Annotations of page elements:

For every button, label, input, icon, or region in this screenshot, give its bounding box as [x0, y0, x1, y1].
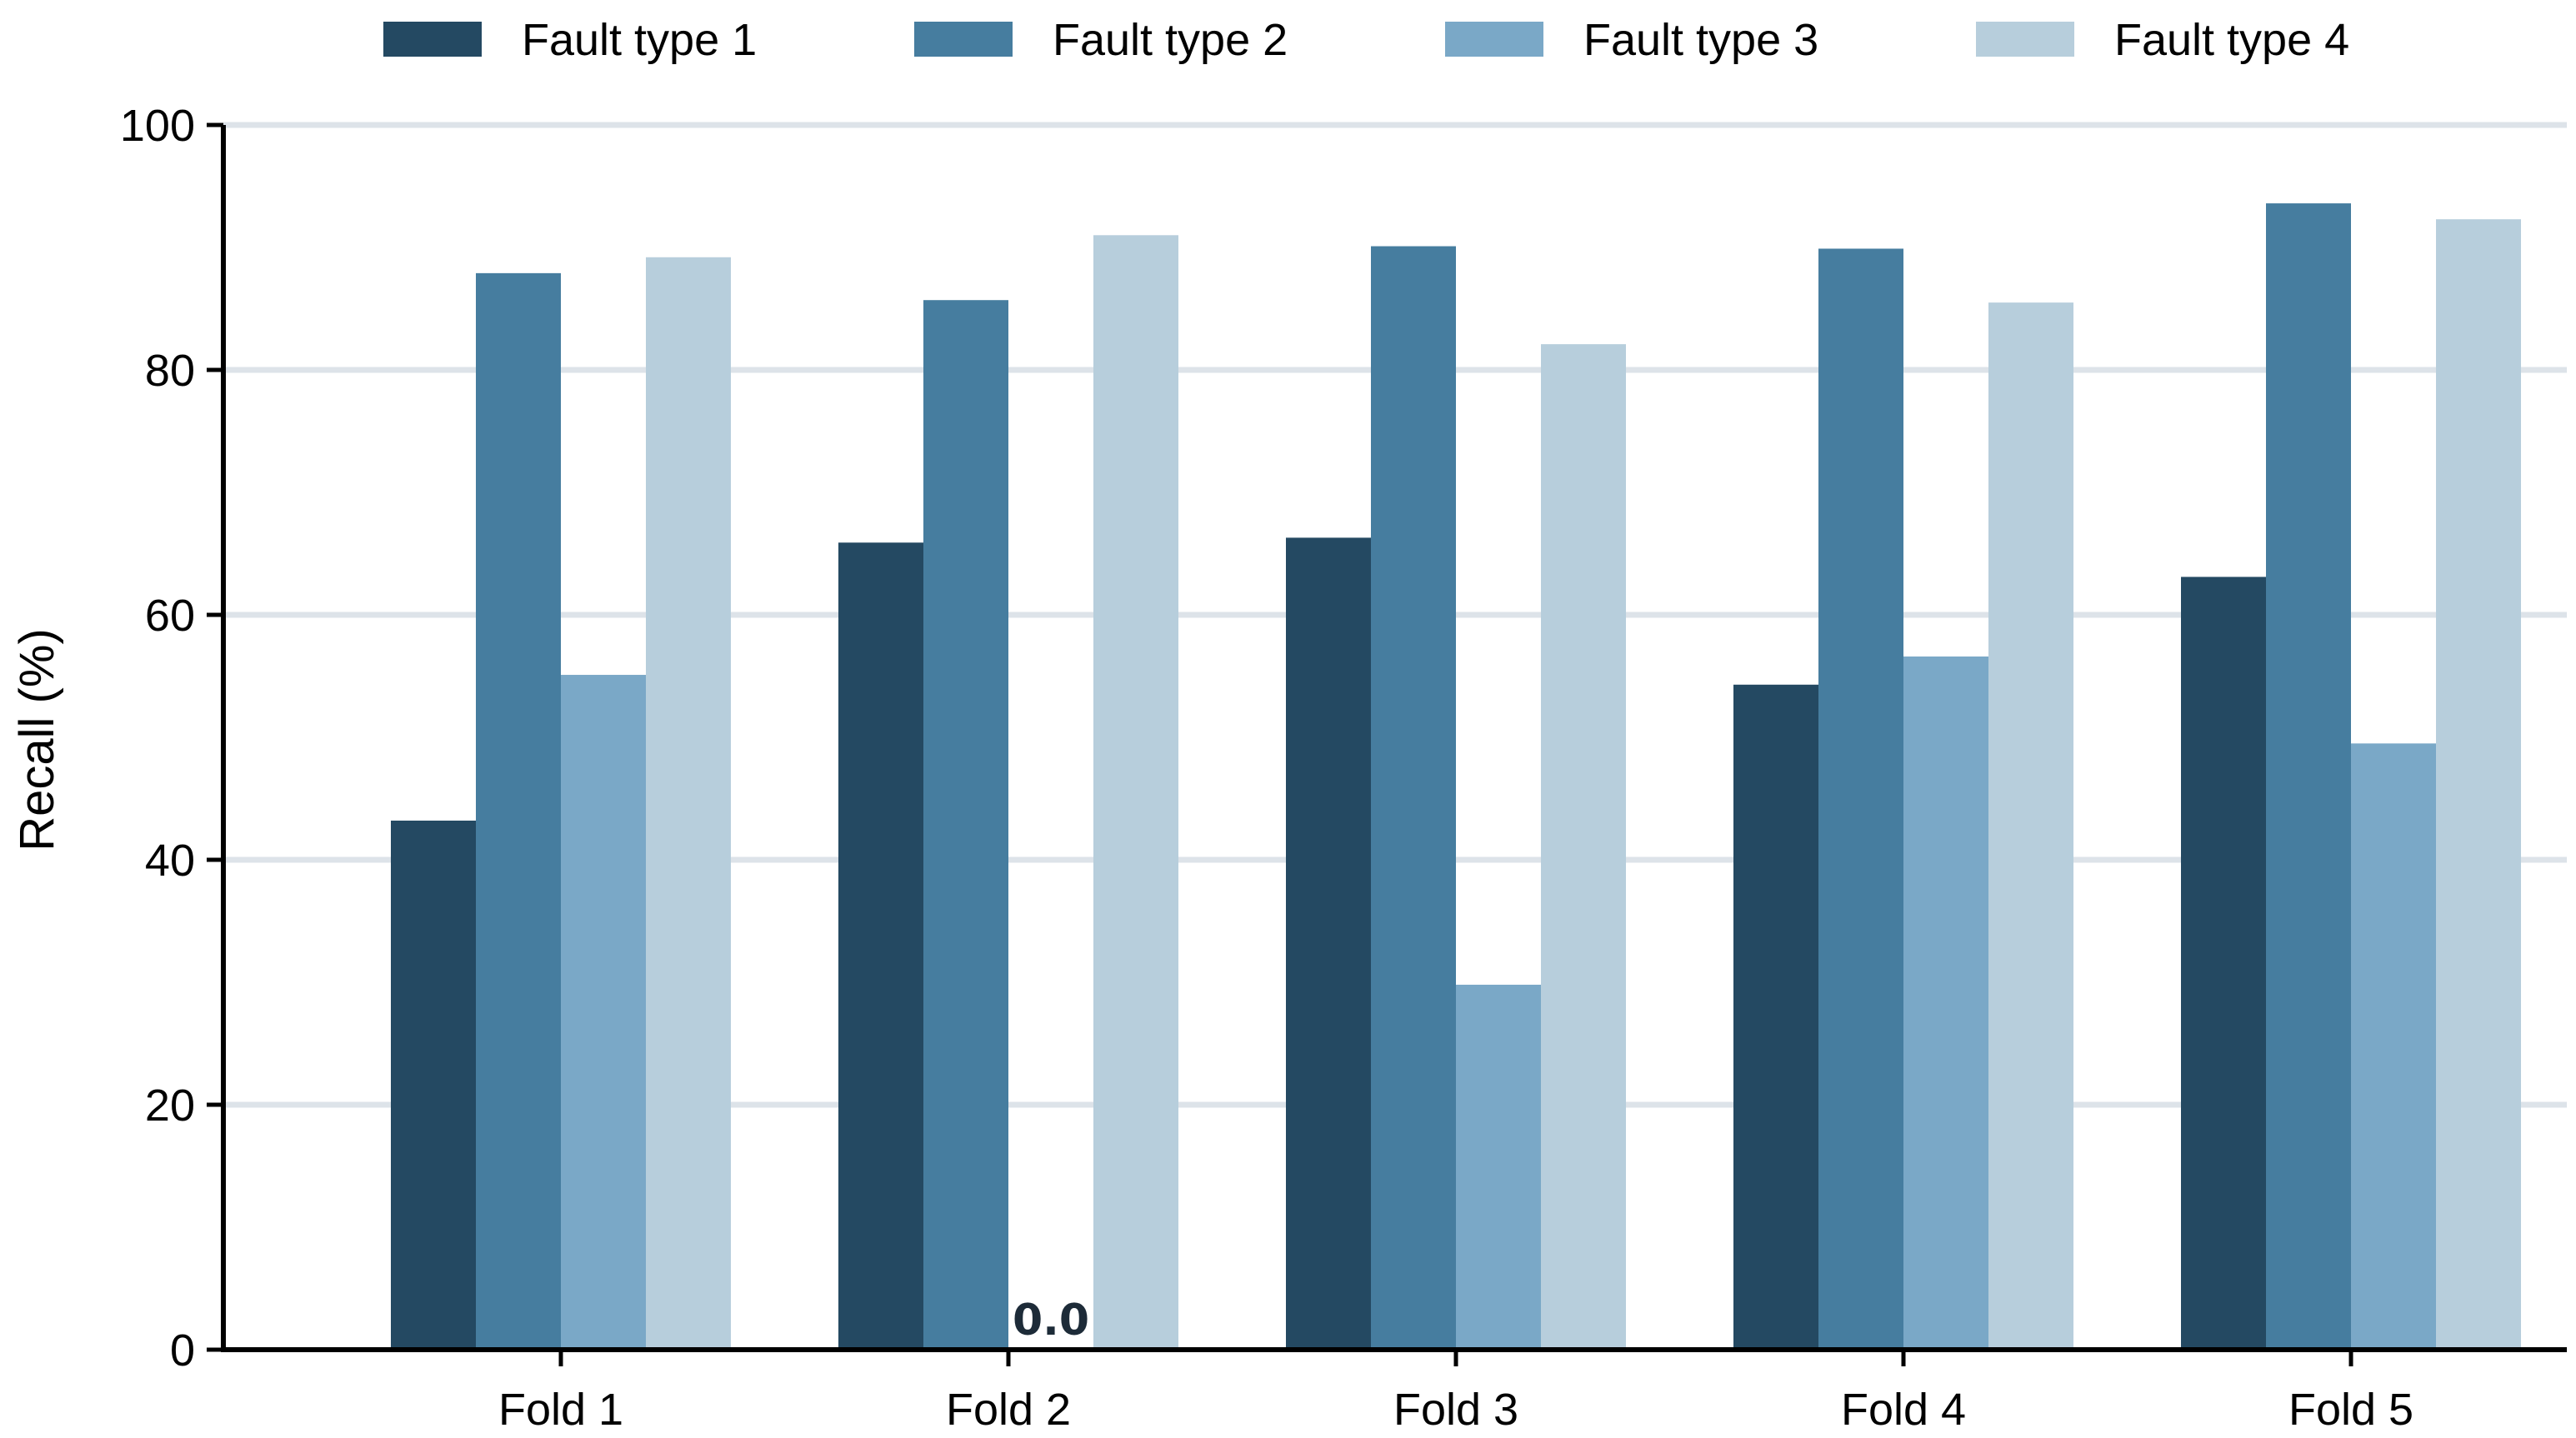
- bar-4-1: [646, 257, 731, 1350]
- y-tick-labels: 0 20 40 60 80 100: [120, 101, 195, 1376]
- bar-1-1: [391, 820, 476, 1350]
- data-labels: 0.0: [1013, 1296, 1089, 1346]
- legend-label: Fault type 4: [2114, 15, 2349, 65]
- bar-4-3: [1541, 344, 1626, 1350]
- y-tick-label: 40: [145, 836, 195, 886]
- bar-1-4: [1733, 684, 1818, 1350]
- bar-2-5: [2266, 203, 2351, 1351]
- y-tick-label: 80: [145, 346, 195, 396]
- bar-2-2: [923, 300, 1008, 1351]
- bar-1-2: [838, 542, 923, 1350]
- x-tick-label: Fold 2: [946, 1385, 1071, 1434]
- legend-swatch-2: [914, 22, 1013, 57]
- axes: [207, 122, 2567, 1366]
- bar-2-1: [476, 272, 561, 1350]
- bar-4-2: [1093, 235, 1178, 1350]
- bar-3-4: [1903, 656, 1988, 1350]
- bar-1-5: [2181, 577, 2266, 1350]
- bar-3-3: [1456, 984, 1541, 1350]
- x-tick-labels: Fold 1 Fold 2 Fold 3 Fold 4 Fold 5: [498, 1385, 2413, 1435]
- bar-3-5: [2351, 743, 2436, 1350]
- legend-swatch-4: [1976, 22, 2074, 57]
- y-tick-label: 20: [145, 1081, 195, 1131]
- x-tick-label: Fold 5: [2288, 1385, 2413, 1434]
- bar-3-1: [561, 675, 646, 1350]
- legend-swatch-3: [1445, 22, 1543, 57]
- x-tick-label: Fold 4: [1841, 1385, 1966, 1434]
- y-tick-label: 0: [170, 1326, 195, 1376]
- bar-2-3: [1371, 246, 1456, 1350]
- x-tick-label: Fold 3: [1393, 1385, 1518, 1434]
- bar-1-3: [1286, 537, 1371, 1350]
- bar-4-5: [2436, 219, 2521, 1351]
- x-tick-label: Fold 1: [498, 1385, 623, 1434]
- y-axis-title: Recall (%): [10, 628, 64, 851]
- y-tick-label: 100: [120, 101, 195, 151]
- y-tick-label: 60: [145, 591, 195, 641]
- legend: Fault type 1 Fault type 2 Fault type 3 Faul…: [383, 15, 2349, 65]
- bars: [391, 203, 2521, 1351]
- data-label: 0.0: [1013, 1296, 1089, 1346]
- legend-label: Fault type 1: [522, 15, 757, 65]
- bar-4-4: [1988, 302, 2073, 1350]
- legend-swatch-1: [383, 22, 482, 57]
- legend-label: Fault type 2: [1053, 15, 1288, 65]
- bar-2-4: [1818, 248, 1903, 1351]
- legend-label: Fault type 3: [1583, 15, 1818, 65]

■ REQUIREMENT: Output every line of the material above as a numbered list, leaving out blank lines and the picture.

■ COMPLETE OUTPUT:
1. For every button, label, input, icon, or region in this screenshot, give its bounding box as [x0, y0, x1, y1].
2. - bar-4-1: [646, 257, 731, 1350]
3. - y-tick-labels: 0 20 40 60 80 100: [120, 101, 195, 1376]
4. - bar-1-1: [391, 820, 476, 1350]
5. - data-labels: 0.0: [1013, 1296, 1089, 1346]
6. - legend-label: Fault type 4: [2114, 15, 2349, 65]
7. - bar-4-3: [1541, 344, 1626, 1350]
8. - y-tick-label: 40: [145, 836, 195, 886]
9. - bar-1-4: [1733, 684, 1818, 1350]
10. - bar-2-5: [2266, 203, 2351, 1351]
11. - y-tick-label: 80: [145, 346, 195, 396]
12. - bar-2-2: [923, 300, 1008, 1351]
13. - bar-1-2: [838, 542, 923, 1350]
14. - x-tick-label: Fold 2: [946, 1385, 1071, 1434]
15. - legend-swatch-2: [914, 22, 1013, 57]
16. - axes: [207, 122, 2567, 1366]
17. - bar-2-1: [476, 272, 561, 1350]
18. - bar-4-2: [1093, 235, 1178, 1350]
19. - bar-3-4: [1903, 656, 1988, 1350]
20. - bar-1-5: [2181, 577, 2266, 1350]
21. - bar-3-3: [1456, 984, 1541, 1350]
22. - x-tick-labels: Fold 1 Fold 2 Fold 3 Fold 4 Fold 5: [498, 1385, 2413, 1435]
23. - bar-3-5: [2351, 743, 2436, 1350]
24. - legend-swatch-4: [1976, 22, 2074, 57]
25. - y-tick-label: 20: [145, 1081, 195, 1131]
26. - x-tick-label: Fold 5: [2288, 1385, 2413, 1434]
27. - bar-3-1: [561, 675, 646, 1350]
28. - legend-swatch-3: [1445, 22, 1543, 57]
29. - x-tick-label: Fold 4: [1841, 1385, 1966, 1434]
30. - y-tick-label: 0: [170, 1326, 195, 1376]
31. - bar-2-3: [1371, 246, 1456, 1350]
32. - x-tick-label: Fold 3: [1393, 1385, 1518, 1434]
33. - bar-1-3: [1286, 537, 1371, 1350]
34. - bar-4-5: [2436, 219, 2521, 1351]
35. - x-tick-label: Fold 1: [498, 1385, 623, 1434]
36. - y-axis-title: Recall (%): [10, 628, 64, 851]
37. - y-tick-label: 100: [120, 101, 195, 151]
38. - y-tick-label: 60: [145, 591, 195, 641]
39. - legend: Fault type 1 Fault type 2 Fault type 3 Faul…: [383, 15, 2349, 65]
40. - bars: [391, 203, 2521, 1351]
41. - data-label: 0.0: [1013, 1296, 1089, 1346]
42. - legend-label: Fault type 1: [522, 15, 757, 65]
43. - bar-4-4: [1988, 302, 2073, 1350]
44. - legend-swatch-1: [383, 22, 482, 57]
45. - legend-label: Fault type 2: [1053, 15, 1288, 65]
46. - bar-2-4: [1818, 248, 1903, 1351]
47. - legend-label: Fault type 3: [1583, 15, 1818, 65]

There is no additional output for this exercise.